Stored dataset items:

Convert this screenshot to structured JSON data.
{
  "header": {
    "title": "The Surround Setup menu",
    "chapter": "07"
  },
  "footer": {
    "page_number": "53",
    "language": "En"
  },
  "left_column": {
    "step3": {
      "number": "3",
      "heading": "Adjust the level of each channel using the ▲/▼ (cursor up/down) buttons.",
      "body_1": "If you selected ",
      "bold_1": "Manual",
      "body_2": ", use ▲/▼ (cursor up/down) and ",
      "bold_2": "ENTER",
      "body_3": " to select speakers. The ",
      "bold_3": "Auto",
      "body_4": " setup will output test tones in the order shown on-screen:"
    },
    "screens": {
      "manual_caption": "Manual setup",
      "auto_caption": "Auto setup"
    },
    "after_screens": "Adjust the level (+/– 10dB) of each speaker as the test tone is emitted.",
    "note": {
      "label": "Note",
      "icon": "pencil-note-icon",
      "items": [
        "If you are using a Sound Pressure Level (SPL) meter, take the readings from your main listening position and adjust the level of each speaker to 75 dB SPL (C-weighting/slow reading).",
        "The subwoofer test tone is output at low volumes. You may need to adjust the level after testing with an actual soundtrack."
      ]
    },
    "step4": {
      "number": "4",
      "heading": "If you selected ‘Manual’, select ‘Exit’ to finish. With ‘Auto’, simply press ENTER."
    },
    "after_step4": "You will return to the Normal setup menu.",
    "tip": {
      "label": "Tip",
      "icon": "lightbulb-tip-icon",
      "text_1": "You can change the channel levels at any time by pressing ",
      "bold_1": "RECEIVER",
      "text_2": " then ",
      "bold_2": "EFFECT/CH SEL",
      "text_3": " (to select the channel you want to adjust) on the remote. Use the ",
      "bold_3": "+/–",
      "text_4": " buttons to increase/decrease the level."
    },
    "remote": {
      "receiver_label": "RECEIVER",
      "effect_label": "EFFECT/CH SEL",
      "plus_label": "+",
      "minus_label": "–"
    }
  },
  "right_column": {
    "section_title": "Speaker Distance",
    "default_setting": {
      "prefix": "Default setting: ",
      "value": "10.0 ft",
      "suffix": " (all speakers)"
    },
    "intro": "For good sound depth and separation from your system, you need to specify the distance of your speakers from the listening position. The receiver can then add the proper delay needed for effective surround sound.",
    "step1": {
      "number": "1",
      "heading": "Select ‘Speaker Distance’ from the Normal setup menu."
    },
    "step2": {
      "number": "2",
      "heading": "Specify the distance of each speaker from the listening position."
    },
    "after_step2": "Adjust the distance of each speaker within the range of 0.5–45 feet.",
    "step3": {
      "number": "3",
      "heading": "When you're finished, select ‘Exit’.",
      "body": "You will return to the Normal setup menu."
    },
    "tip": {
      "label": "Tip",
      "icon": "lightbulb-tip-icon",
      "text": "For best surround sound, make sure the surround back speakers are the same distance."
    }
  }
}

[To do] Make an exact copy of the material above.

[Finished exercise]
Convert this screenshot to structured JSON data.
{
  "header": {
    "title": "The Surround Setup menu",
    "chapter": "07"
  },
  "footer": {
    "page_number": "53",
    "language": "En"
  },
  "left_column": {
    "step3": {
      "number": "3",
      "heading": "Adjust the level of each channel using the ▲/▼ (cursor up/down) buttons.",
      "body_1": "If you selected ",
      "bold_1": "Manual",
      "body_2": ", use ▲/▼ (cursor up/down) and ",
      "bold_2": "ENTER",
      "body_3": " to select speakers. The ",
      "bold_3": "Auto",
      "body_4": " setup will output test tones in the order shown on-screen:"
    },
    "screens": {
      "manual_caption": "Manual setup",
      "auto_caption": "Auto setup"
    },
    "after_screens": "Adjust the level (+/– 10dB) of each speaker as the test tone is emitted.",
    "note": {
      "label": "Note",
      "icon": "pencil-note-icon",
      "items": [
        "If you are using a Sound Pressure Level (SPL) meter, take the readings from your main listening position and adjust the level of each speaker to 75 dB SPL (C-weighting/slow reading).",
        "The subwoofer test tone is output at low volumes. You may need to adjust the level after testing with an actual soundtrack."
      ]
    },
    "step4": {
      "number": "4",
      "heading": "If you selected ‘Manual’, select ‘Exit’ to finish. With ‘Auto’, simply press ENTER."
    },
    "after_step4": "You will return to the Normal setup menu.",
    "tip": {
      "label": "Tip",
      "icon": "lightbulb-tip-icon",
      "text_1": "You can change the channel levels at any time by pressing ",
      "bold_1": "RECEIVER",
      "text_2": " then ",
      "bold_2": "EFFECT/CH SEL",
      "text_3": " (to select the channel you want to adjust) on the remote. Use the ",
      "bold_3": "+/–",
      "text_4": " buttons to increase/decrease the level."
    },
    "remote": {
      "receiver_label": "RECEIVER",
      "effect_label": "EFFECT/CH SEL",
      "plus_label": "+",
      "minus_label": "–"
    }
  },
  "right_column": {
    "section_title": "Speaker Distance",
    "default_setting": {
      "prefix": "Default setting: ",
      "value": "10.0 ft",
      "suffix": " (all speakers)"
    },
    "intro": "For good sound depth and separation from your system, you need to specify the distance of your speakers from the listening position. The receiver can then add the proper delay needed for effective surround sound.",
    "step1": {
      "number": "1",
      "heading": "Select ‘Speaker Distance’ from the Normal setup menu."
    },
    "step2": {
      "number": "2",
      "heading": "Specify the distance of each speaker from the listening position."
    },
    "after_step2": "Adjust the distance of each speaker within the range of 0.5–45 feet.",
    "step3": {
      "number": "3",
      "heading": "When you're finished, select ‘Exit’.",
      "body": "You will return to the Normal setup menu."
    },
    "tip": {
      "label": "Tip",
      "icon": "lightbulb-tip-icon",
      "text": "For best surround sound, make sure the surround back speakers are the same distance."
    }
  }
}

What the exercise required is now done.